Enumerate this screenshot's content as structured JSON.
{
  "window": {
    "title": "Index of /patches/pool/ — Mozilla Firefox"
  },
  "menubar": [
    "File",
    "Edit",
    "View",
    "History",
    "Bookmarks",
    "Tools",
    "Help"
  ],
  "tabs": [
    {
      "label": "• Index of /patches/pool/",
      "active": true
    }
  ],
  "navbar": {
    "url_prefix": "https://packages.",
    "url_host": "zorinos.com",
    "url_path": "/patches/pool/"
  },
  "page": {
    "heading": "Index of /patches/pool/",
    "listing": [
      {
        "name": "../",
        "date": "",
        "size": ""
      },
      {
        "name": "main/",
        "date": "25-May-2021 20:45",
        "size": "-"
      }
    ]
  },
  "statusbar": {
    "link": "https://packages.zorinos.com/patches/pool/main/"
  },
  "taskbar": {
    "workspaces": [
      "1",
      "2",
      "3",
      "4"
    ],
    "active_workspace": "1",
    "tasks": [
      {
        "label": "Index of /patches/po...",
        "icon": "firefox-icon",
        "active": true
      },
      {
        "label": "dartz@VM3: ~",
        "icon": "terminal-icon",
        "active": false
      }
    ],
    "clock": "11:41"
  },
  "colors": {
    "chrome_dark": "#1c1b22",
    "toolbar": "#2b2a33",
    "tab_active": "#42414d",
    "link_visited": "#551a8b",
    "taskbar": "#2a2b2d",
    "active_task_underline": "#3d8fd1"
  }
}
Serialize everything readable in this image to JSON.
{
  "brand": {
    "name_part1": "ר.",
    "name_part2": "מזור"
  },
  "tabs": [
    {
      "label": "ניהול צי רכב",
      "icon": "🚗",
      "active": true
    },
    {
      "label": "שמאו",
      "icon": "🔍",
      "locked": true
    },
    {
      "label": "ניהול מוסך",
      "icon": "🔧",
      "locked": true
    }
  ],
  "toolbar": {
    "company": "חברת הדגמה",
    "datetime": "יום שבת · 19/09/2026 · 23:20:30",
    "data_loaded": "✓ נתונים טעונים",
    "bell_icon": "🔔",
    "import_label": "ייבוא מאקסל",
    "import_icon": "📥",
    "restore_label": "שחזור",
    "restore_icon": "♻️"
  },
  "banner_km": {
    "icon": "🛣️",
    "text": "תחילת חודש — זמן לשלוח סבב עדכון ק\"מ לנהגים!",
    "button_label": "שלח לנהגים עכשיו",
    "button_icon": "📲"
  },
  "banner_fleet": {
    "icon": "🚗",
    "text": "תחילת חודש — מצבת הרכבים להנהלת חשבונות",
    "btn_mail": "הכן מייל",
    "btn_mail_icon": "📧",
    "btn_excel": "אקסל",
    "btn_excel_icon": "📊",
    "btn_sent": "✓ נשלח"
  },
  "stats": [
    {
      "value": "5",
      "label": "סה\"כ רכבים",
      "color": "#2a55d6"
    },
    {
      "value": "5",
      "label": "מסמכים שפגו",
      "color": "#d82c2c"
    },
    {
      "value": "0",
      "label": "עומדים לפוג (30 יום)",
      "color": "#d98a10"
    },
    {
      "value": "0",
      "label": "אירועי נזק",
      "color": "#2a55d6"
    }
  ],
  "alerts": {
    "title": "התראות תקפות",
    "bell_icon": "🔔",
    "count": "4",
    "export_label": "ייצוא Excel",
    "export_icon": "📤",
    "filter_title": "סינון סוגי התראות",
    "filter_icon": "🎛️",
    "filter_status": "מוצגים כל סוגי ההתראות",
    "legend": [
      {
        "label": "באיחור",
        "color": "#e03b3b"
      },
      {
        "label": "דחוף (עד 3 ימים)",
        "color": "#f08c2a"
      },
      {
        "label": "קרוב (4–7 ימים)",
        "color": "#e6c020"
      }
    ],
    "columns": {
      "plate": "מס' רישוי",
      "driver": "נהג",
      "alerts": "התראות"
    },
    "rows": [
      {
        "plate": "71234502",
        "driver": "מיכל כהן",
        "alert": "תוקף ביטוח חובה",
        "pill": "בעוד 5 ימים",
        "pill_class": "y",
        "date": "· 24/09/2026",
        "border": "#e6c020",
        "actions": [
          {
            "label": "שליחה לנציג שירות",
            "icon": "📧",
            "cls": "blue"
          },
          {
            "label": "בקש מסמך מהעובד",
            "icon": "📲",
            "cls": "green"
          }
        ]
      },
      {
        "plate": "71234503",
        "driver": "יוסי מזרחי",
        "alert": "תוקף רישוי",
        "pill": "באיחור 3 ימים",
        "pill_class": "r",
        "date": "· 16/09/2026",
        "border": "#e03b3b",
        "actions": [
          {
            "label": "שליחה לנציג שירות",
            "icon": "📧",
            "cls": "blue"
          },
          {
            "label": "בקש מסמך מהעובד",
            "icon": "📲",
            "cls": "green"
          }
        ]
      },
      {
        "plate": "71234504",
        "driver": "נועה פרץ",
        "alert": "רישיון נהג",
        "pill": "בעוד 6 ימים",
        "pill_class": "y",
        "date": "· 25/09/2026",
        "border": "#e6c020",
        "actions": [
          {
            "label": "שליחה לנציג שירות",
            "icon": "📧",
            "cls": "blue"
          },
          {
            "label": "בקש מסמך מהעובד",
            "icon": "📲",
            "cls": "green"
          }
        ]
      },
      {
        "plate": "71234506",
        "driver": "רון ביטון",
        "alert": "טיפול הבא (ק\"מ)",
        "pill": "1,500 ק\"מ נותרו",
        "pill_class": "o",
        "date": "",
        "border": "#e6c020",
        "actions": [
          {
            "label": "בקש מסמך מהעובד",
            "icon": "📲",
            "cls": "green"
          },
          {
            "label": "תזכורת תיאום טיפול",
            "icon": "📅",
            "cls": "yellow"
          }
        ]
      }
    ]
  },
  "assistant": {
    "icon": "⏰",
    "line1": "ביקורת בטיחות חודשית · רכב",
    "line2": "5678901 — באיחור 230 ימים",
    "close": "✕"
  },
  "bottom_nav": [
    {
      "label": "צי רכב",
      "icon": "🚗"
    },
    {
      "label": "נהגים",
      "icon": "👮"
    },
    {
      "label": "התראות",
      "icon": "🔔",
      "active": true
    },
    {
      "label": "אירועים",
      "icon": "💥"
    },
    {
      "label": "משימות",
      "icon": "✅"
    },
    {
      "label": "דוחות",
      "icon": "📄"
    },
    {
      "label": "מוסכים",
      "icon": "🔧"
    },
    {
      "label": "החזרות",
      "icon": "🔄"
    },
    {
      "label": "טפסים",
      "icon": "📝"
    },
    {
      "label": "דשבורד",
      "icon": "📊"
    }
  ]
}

◆ **Written request**
Return every line of the material exactly.

◆ **Reply**
Enumerate this screenshot's content as structured JSON.
{
  "window": {
    "title": "Index of /patches/pool/ — Mozilla Firefox"
  },
  "menubar": [
    "File",
    "Edit",
    "View",
    "History",
    "Bookmarks",
    "Tools",
    "Help"
  ],
  "tabs": [
    {
      "label": "• Index of /patches/pool/",
      "active": true
    }
  ],
  "navbar": {
    "url_prefix": "https://packages.",
    "url_host": "zorinos.com",
    "url_path": "/patches/pool/"
  },
  "page": {
    "heading": "Index of /patches/pool/",
    "listing": [
      {
        "name": "../",
        "date": "",
        "size": ""
      },
      {
        "name": "main/",
        "date": "25-May-2021 20:45",
        "size": "-"
      }
    ]
  },
  "statusbar": {
    "link": "https://packages.zorinos.com/patches/pool/main/"
  },
  "taskbar": {
    "workspaces": [
      "1",
      "2",
      "3",
      "4"
    ],
    "active_workspace": "1",
    "tasks": [
      {
        "label": "Index of /patches/po...",
        "icon": "firefox-icon",
        "active": true
      },
      {
        "label": "dartz@VM3: ~",
        "icon": "terminal-icon",
        "active": false
      }
    ],
    "clock": "11:41"
  },
  "colors": {
    "chrome_dark": "#1c1b22",
    "toolbar": "#2b2a33",
    "tab_active": "#42414d",
    "link_visited": "#551a8b",
    "taskbar": "#2a2b2d",
    "active_task_underline": "#3d8fd1"
  }
}
Serialize everything readable in this image to JSON.
{
  "brand": {
    "name_part1": "ר.",
    "name_part2": "מזור"
  },
  "tabs": [
    {
      "label": "ניהול צי רכב",
      "icon": "🚗",
      "active": true
    },
    {
      "label": "שמאו",
      "icon": "🔍",
      "locked": true
    },
    {
      "label": "ניהול מוסך",
      "icon": "🔧",
      "locked": true
    }
  ],
  "toolbar": {
    "company": "חברת הדגמה",
    "datetime": "יום שבת · 19/09/2026 · 23:20:30",
    "data_loaded": "✓ נתונים טעונים",
    "bell_icon": "🔔",
    "import_label": "ייבוא מאקסל",
    "import_icon": "📥",
    "restore_label": "שחזור",
    "restore_icon": "♻️"
  },
  "banner_km": {
    "icon": "🛣️",
    "text": "תחילת חודש — זמן לשלוח סבב עדכון ק\"מ לנהגים!",
    "button_label": "שלח לנהגים עכשיו",
    "button_icon": "📲"
  },
  "banner_fleet": {
    "icon": "🚗",
    "text": "תחילת חודש — מצבת הרכבים להנהלת חשבונות",
    "btn_mail": "הכן מייל",
    "btn_mail_icon": "📧",
    "btn_excel": "אקסל",
    "btn_excel_icon": "📊",
    "btn_sent": "✓ נשלח"
  },
  "stats": [
    {
      "value": "5",
      "label": "סה\"כ רכבים",
      "color": "#2a55d6"
    },
    {
      "value": "5",
      "label": "מסמכים שפגו",
      "color": "#d82c2c"
    },
    {
      "value": "0",
      "label": "עומדים לפוג (30 יום)",
      "color": "#d98a10"
    },
    {
      "value": "0",
      "label": "אירועי נזק",
      "color": "#2a55d6"
    }
  ],
  "alerts": {
    "title": "התראות תקפות",
    "bell_icon": "🔔",
    "count": "4",
    "export_label": "ייצוא Excel",
    "export_icon": "📤",
    "filter_title": "סינון סוגי התראות",
    "filter_icon": "🎛️",
    "filter_status": "מוצגים כל סוגי ההתראות",
    "legend": [
      {
        "label": "באיחור",
        "color": "#e03b3b"
      },
      {
        "label": "דחוף (עד 3 ימים)",
        "color": "#f08c2a"
      },
      {
        "label": "קרוב (4–7 ימים)",
        "color": "#e6c020"
      }
    ],
    "columns": {
      "plate": "מס' רישוי",
      "driver": "נהג",
      "alerts": "התראות"
    },
    "rows": [
      {
        "plate": "71234502",
        "driver": "מיכל כהן",
        "alert": "תוקף ביטוח חובה",
        "pill": "בעוד 5 ימים",
        "pill_class": "y",
        "date": "· 24/09/2026",
        "border": "#e6c020",
        "actions": [
          {
            "label": "שליחה לנציג שירות",
            "icon": "📧",
            "cls": "blue"
          },
          {
            "label": "בקש מסמך מהעובד",
            "icon": "📲",
            "cls": "green"
          }
        ]
      },
      {
        "plate": "71234503",
        "driver": "יוסי מזרחי",
        "alert": "תוקף רישוי",
        "pill": "באיחור 3 ימים",
        "pill_class": "r",
        "date": "· 16/09/2026",
        "border": "#e03b3b",
        "actions": [
          {
            "label": "שליחה לנציג שירות",
            "icon": "📧",
            "cls": "blue"
          },
          {
            "label": "בקש מסמך מהעובד",
            "icon": "📲",
            "cls": "green"
          }
        ]
      },
      {
        "plate": "71234504",
        "driver": "נועה פרץ",
        "alert": "רישיון נהג",
        "pill": "בעוד 6 ימים",
        "pill_class": "y",
        "date": "· 25/09/2026",
        "border": "#e6c020",
        "actions": [
          {
            "label": "שליחה לנציג שירות",
            "icon": "📧",
            "cls": "blue"
          },
          {
            "label": "בקש מסמך מהעובד",
            "icon": "📲",
            "cls": "green"
          }
        ]
      },
      {
        "plate": "71234506",
        "driver": "רון ביטון",
        "alert": "טיפול הבא (ק\"מ)",
        "pill": "1,500 ק\"מ נותרו",
        "pill_class": "o",
        "date": "",
        "border": "#e6c020",
        "actions": [
          {
            "label": "בקש מסמך מהעובד",
            "icon": "📲",
            "cls": "green"
          },
          {
            "label": "תזכורת תיאום טיפול",
            "icon": "📅",
            "cls": "yellow"
          }
        ]
      }
    ]
  },
  "assistant": {
    "icon": "⏰",
    "line1": "ביקורת בטיחות חודשית · רכב",
    "line2": "5678901 — באיחור 230 ימים",
    "close": "✕"
  },
  "bottom_nav": [
    {
      "label": "צי רכב",
      "icon": "🚗"
    },
    {
      "label": "נהגים",
      "icon": "👮"
    },
    {
      "label": "התראות",
      "icon": "🔔",
      "active": true
    },
    {
      "label": "אירועים",
      "icon": "💥"
    },
    {
      "label": "משימות",
      "icon": "✅"
    },
    {
      "label": "דוחות",
      "icon": "📄"
    },
    {
      "label": "מוסכים",
      "icon": "🔧"
    },
    {
      "label": "החזרות",
      "icon": "🔄"
    },
    {
      "label": "טפסים",
      "icon": "📝"
    },
    {
      "label": "דשבורד",
      "icon": "📊"
    }
  ]
}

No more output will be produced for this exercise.